» **AIM OF THE TASK**
Find each line containing the string "type". Copy it.

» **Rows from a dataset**
======

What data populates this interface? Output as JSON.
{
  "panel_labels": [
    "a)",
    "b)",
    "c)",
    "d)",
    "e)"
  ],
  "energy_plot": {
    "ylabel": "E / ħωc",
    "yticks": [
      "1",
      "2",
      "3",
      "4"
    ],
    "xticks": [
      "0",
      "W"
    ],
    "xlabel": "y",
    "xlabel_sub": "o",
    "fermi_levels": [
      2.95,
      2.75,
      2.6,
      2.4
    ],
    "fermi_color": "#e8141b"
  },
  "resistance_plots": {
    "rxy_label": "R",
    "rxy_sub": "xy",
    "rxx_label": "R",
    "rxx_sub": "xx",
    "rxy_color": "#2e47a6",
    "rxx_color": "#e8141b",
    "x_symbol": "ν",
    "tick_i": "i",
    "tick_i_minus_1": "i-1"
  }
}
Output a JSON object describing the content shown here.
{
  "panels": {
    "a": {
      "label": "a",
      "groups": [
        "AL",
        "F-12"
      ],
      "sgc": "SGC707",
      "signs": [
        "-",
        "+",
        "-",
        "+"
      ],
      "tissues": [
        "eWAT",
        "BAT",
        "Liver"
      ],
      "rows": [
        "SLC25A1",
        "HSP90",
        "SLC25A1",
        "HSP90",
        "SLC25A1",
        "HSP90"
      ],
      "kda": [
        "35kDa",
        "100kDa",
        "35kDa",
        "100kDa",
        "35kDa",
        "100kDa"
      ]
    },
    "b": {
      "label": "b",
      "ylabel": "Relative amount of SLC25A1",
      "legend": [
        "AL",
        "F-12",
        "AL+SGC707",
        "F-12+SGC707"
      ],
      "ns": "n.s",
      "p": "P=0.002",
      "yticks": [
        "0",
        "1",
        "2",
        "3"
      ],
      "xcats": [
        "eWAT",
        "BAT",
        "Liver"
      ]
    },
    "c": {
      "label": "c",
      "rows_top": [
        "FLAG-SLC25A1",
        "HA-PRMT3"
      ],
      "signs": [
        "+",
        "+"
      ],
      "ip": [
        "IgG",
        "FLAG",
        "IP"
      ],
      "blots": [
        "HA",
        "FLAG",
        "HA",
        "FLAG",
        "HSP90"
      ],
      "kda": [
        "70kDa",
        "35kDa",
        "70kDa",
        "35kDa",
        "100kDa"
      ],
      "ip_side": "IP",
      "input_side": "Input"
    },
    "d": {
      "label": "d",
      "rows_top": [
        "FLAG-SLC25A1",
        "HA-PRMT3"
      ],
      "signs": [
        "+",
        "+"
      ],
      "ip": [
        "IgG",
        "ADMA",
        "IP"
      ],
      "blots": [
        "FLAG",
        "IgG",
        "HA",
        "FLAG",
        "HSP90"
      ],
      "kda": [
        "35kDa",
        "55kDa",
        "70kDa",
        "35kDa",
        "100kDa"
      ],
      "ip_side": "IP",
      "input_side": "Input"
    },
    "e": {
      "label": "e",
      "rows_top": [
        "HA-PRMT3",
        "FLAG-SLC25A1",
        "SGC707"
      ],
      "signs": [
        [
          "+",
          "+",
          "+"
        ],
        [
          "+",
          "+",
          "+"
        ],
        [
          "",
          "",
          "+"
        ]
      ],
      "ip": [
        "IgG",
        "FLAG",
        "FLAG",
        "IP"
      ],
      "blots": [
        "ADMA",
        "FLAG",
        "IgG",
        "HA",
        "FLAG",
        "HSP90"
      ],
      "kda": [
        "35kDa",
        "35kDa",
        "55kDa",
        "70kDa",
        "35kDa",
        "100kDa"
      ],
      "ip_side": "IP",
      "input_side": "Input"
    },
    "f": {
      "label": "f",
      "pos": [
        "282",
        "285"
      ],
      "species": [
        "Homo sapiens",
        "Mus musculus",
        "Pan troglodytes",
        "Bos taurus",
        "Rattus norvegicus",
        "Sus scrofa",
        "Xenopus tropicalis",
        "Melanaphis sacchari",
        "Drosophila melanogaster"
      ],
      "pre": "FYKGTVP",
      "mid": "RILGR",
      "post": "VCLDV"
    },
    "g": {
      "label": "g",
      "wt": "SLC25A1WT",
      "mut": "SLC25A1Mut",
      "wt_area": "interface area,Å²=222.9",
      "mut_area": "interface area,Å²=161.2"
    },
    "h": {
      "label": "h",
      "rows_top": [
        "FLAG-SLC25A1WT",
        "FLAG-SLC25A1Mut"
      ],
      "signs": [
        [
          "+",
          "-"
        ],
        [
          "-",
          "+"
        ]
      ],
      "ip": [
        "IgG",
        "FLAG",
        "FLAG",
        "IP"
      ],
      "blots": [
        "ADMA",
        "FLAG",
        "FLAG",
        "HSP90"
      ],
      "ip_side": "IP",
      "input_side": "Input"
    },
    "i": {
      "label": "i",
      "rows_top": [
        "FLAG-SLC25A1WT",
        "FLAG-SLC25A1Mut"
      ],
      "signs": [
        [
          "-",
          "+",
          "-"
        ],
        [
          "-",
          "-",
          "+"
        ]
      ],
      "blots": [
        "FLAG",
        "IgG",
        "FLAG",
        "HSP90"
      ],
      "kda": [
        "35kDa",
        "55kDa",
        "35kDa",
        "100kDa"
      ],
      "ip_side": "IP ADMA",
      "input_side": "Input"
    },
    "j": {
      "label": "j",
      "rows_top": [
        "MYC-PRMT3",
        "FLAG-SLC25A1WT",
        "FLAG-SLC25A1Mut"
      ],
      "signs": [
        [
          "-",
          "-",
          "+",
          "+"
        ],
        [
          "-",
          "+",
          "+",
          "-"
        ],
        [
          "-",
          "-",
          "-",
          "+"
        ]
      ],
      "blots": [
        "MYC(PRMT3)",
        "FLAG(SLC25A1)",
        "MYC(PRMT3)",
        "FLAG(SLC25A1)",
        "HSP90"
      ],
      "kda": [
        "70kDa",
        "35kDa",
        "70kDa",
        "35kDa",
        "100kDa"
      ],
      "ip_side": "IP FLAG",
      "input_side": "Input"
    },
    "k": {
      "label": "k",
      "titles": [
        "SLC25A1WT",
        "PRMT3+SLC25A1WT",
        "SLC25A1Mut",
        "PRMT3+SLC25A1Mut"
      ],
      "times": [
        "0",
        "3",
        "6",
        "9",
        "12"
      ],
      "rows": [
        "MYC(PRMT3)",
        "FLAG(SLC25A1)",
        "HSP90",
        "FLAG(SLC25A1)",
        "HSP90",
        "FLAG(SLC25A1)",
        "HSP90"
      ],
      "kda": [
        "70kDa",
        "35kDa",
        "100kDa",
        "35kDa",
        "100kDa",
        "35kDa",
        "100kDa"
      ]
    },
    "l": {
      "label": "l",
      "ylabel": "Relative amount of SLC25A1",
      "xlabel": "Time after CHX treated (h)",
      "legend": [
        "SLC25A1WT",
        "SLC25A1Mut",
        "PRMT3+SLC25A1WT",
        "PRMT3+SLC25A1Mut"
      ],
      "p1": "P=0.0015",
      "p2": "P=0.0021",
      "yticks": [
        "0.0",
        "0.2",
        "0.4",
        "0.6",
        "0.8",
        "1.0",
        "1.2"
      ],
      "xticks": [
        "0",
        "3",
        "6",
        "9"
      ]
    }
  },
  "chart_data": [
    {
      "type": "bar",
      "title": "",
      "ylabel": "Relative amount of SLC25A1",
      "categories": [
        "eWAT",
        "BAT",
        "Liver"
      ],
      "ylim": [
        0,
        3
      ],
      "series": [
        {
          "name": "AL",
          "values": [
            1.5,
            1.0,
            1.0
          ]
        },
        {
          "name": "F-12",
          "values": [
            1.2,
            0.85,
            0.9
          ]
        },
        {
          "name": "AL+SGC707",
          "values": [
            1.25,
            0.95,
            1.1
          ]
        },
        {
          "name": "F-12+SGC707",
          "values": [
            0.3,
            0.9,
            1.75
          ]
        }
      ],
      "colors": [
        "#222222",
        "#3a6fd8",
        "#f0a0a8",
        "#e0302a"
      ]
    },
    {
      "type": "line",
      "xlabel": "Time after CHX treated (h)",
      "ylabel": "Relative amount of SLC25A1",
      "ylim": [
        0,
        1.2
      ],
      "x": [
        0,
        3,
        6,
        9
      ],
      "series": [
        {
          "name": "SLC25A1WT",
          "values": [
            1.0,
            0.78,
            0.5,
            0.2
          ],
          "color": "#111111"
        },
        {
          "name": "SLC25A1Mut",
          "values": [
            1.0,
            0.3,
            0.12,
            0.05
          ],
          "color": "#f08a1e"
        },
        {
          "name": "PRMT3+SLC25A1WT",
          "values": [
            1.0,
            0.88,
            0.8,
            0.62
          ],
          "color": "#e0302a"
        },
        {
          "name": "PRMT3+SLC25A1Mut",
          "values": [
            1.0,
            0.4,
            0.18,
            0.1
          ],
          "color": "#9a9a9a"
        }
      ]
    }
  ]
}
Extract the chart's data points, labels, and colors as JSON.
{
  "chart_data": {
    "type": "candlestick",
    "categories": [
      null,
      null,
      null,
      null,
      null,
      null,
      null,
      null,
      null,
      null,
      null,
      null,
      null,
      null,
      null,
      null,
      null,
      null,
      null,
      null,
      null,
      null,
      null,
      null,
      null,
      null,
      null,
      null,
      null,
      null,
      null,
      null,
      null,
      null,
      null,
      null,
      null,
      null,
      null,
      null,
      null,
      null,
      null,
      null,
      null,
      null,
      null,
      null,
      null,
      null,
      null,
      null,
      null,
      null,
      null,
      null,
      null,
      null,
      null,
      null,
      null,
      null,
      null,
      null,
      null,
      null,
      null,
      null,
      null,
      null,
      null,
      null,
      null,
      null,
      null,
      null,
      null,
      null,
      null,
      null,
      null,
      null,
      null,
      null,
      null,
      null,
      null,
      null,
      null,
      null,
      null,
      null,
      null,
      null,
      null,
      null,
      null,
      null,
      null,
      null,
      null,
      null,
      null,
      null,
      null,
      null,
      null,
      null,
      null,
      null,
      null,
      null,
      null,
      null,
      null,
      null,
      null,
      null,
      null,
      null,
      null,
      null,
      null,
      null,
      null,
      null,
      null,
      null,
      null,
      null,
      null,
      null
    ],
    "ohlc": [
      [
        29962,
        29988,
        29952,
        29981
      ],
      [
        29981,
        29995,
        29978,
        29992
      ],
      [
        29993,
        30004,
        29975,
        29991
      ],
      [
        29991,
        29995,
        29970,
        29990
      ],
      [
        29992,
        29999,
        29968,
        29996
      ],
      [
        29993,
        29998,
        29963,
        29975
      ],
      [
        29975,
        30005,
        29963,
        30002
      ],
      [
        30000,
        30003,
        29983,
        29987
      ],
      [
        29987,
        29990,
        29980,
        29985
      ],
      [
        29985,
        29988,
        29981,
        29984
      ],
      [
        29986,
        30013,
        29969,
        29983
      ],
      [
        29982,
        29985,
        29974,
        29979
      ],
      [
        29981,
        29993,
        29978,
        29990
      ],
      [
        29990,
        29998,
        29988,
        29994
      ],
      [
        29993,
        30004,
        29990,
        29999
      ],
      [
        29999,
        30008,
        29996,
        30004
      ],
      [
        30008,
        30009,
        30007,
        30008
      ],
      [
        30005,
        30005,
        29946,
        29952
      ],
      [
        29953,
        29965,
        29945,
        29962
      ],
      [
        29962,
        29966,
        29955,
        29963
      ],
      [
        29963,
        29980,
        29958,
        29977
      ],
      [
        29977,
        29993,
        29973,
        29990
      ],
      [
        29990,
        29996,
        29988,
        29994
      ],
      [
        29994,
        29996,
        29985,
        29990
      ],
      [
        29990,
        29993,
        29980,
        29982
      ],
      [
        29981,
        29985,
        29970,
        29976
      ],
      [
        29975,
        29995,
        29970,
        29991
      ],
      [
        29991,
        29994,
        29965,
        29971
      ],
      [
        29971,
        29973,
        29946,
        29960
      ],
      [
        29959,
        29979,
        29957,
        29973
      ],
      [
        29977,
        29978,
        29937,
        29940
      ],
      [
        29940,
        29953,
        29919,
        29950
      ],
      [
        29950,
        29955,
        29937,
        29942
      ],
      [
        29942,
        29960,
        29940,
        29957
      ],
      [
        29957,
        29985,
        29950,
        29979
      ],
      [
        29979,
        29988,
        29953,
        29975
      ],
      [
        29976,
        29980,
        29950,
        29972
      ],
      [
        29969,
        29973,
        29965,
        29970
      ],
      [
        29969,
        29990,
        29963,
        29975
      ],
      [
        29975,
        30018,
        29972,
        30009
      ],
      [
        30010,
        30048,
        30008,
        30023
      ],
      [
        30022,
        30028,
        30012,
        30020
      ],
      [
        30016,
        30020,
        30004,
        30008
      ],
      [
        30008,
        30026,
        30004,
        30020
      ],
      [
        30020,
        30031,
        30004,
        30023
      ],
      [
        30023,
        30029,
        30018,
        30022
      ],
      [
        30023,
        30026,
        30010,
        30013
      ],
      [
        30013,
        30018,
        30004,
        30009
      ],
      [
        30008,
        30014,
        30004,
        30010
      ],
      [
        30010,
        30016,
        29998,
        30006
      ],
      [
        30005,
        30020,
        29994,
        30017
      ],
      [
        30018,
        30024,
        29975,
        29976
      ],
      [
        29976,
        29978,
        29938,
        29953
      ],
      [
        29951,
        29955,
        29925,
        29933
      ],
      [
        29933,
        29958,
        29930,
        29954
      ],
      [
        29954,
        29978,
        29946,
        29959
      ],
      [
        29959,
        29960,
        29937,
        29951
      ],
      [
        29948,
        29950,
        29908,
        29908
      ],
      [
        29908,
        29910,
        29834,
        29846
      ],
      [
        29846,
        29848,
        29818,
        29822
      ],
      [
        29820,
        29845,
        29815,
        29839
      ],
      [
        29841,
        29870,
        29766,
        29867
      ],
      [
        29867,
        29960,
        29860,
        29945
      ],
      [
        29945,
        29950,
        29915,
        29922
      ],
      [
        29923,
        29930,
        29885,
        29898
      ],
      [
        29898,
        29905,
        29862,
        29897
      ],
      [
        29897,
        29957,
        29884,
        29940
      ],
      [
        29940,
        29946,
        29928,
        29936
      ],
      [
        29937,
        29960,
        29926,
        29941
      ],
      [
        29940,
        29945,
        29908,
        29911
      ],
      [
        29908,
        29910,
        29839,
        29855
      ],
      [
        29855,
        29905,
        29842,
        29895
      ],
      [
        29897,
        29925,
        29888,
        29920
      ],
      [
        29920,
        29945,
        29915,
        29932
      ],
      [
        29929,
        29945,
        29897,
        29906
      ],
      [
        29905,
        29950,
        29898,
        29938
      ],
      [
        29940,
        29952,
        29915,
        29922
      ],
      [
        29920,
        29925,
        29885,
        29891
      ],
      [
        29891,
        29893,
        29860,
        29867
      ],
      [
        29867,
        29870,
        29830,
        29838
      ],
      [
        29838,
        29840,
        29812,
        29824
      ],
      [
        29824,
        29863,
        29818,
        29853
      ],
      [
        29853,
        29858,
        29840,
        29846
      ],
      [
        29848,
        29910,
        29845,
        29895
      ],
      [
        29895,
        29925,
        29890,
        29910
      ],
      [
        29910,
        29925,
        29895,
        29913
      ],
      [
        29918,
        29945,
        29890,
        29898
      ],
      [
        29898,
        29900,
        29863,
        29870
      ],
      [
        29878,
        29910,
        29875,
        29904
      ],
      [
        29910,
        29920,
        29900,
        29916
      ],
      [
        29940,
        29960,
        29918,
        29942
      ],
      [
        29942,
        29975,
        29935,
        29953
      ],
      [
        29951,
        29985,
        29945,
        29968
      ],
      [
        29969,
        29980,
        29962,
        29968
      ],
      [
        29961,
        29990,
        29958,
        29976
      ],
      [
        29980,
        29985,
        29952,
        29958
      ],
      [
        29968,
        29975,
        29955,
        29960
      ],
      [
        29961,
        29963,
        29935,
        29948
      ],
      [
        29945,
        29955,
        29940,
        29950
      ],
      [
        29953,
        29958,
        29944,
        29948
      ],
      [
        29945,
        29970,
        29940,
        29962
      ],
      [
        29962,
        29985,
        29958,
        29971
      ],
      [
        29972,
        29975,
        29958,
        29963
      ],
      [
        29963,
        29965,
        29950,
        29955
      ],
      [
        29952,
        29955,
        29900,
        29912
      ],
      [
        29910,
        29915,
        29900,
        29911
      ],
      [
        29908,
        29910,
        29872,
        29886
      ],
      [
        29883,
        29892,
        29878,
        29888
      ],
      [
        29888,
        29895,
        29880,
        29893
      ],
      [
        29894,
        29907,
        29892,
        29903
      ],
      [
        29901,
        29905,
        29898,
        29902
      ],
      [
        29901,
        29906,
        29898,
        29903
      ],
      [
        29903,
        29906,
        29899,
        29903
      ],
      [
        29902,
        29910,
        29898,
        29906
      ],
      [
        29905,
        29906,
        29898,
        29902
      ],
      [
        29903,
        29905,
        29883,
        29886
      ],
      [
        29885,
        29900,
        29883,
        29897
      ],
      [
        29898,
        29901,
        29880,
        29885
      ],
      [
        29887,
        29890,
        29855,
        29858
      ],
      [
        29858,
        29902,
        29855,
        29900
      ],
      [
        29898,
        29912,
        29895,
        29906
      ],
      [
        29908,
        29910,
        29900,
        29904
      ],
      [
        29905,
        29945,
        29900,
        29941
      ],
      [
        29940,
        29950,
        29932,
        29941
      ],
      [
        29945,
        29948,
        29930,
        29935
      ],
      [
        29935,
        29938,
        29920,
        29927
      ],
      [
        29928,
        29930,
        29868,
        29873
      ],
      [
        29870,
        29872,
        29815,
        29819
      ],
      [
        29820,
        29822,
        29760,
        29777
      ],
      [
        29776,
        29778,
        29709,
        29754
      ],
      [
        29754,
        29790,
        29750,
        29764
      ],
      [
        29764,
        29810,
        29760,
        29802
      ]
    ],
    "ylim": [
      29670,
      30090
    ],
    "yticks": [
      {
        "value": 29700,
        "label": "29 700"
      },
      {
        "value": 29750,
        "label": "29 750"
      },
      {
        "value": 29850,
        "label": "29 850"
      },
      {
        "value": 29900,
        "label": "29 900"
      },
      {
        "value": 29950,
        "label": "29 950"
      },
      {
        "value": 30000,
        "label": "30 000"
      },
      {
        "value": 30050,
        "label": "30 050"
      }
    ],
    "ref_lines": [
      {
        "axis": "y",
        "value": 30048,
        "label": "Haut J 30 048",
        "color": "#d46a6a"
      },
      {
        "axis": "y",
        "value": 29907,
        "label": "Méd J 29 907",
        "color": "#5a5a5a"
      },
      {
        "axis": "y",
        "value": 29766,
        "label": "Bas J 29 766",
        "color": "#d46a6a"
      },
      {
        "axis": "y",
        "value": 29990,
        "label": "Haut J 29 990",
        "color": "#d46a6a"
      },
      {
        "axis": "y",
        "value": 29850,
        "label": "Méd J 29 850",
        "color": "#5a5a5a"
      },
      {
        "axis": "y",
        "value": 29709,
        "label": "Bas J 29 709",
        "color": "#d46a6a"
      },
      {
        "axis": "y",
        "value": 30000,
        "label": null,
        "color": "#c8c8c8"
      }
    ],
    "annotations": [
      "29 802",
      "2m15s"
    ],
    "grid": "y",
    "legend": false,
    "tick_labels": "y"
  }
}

======

» **SOLVED EXERCISE**
      "type": "bar",
      "type": "line",
    "type": "candlestick",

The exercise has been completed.